Figure record extracts:

++++++++++++++++++++

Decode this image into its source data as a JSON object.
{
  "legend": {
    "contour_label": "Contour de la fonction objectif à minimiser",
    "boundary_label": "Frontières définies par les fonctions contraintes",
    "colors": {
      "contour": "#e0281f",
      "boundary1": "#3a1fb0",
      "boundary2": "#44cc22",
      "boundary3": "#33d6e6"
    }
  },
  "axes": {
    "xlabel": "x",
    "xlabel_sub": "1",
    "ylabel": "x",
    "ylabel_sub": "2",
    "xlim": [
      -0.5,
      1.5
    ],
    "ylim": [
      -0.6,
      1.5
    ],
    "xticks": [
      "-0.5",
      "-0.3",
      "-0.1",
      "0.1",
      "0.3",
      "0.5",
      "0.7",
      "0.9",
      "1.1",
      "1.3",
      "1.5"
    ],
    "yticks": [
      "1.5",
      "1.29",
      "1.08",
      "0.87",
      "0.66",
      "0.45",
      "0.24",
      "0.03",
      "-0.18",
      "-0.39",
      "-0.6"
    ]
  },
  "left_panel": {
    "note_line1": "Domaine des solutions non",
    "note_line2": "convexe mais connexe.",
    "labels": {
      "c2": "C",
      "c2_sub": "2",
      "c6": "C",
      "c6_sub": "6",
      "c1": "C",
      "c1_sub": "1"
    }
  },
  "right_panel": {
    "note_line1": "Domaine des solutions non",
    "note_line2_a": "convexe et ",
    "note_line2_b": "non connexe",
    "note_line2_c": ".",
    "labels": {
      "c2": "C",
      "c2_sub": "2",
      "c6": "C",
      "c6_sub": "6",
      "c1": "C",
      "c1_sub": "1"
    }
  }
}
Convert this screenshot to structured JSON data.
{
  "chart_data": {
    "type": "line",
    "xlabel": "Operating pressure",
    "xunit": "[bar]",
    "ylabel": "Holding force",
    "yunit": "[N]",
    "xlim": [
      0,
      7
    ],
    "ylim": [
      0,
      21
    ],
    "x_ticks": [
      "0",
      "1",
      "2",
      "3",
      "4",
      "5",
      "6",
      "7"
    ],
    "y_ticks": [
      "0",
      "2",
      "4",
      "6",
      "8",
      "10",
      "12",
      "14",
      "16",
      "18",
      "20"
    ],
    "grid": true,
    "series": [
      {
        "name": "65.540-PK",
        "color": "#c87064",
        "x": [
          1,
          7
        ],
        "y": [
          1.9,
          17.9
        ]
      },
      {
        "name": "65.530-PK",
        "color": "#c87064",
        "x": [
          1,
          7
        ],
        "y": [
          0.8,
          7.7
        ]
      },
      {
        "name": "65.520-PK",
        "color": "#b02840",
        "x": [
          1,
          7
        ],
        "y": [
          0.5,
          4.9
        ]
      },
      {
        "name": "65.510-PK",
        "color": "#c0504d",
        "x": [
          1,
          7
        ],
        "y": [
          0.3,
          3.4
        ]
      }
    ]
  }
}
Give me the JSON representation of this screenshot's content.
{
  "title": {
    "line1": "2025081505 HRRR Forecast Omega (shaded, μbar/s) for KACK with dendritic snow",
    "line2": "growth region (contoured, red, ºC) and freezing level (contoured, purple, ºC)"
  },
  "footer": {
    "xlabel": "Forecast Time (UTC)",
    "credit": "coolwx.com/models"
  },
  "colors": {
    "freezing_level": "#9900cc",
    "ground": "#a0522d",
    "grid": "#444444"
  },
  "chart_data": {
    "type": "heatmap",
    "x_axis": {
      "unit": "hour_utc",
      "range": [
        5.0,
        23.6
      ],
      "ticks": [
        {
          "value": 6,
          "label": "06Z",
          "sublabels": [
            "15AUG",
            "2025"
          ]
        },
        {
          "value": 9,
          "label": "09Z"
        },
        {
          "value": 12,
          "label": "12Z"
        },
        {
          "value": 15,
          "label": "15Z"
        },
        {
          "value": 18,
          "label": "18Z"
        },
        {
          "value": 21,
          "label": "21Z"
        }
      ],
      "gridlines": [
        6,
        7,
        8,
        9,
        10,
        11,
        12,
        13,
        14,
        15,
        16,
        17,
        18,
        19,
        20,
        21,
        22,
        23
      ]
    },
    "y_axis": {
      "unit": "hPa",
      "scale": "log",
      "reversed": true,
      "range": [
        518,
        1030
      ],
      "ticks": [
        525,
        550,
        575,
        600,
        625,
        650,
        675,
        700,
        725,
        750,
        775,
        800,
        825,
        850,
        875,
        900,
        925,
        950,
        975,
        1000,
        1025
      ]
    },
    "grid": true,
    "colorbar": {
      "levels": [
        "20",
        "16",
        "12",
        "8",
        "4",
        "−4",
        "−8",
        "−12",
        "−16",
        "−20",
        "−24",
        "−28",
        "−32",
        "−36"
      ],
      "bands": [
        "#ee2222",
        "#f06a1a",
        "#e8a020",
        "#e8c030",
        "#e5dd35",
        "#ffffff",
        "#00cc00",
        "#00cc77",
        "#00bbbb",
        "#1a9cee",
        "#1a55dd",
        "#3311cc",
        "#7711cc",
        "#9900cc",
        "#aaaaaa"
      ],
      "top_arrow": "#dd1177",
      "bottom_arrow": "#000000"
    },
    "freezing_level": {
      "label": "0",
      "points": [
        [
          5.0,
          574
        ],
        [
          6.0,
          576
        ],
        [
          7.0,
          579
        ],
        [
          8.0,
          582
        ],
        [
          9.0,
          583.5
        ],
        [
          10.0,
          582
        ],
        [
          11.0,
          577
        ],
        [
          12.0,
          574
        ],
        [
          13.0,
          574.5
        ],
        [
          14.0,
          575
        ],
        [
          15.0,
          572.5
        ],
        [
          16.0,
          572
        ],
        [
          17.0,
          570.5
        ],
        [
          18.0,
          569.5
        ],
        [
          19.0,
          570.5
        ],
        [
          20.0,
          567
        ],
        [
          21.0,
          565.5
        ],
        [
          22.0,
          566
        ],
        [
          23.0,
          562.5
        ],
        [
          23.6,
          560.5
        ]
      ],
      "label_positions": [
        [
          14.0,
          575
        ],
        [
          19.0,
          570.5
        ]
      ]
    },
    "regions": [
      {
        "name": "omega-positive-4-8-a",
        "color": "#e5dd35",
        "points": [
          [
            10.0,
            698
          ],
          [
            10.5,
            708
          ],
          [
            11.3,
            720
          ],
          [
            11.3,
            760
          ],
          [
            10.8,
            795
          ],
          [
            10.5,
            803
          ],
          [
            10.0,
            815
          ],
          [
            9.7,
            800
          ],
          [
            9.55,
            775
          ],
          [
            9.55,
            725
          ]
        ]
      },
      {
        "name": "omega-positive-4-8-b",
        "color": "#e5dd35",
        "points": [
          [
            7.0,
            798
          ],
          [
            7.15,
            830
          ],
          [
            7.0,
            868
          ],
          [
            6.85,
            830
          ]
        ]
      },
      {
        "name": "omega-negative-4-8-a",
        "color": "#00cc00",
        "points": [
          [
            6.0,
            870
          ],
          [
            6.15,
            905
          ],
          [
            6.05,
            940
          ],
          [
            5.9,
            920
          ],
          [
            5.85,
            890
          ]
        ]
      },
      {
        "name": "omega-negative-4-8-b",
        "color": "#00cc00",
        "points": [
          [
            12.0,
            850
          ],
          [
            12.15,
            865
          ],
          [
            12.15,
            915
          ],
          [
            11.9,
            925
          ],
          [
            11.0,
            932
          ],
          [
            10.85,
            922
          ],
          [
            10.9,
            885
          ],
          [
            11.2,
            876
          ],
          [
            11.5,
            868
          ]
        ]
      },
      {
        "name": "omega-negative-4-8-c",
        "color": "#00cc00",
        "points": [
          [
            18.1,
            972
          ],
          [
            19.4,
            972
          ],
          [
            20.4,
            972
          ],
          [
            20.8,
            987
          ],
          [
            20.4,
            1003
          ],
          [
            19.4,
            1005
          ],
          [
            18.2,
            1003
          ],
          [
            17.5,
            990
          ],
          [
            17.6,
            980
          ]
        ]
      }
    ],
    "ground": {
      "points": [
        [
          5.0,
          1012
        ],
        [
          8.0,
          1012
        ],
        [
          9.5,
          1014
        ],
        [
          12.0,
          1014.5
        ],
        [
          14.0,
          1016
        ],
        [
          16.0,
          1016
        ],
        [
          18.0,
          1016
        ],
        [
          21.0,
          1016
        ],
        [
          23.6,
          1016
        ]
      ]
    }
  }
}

++++++++++++++++++++

§ YOUR INSTRUCTIONS
From the records, copy every line that has the string "name" in it.

§ WRITTEN RESPONSE
        "name": "65.540-PK",
        "name": "65.530-PK",
        "name": "65.520-PK",
        "name": "65.510-PK",
        "name": "omega-positive-4-8-a",
        "name": "omega-positive-4-8-b",
        "name": "omega-negative-4-8-a",
        "name": "omega-negative-4-8-b",
        "name": "omega-negative-4-8-c",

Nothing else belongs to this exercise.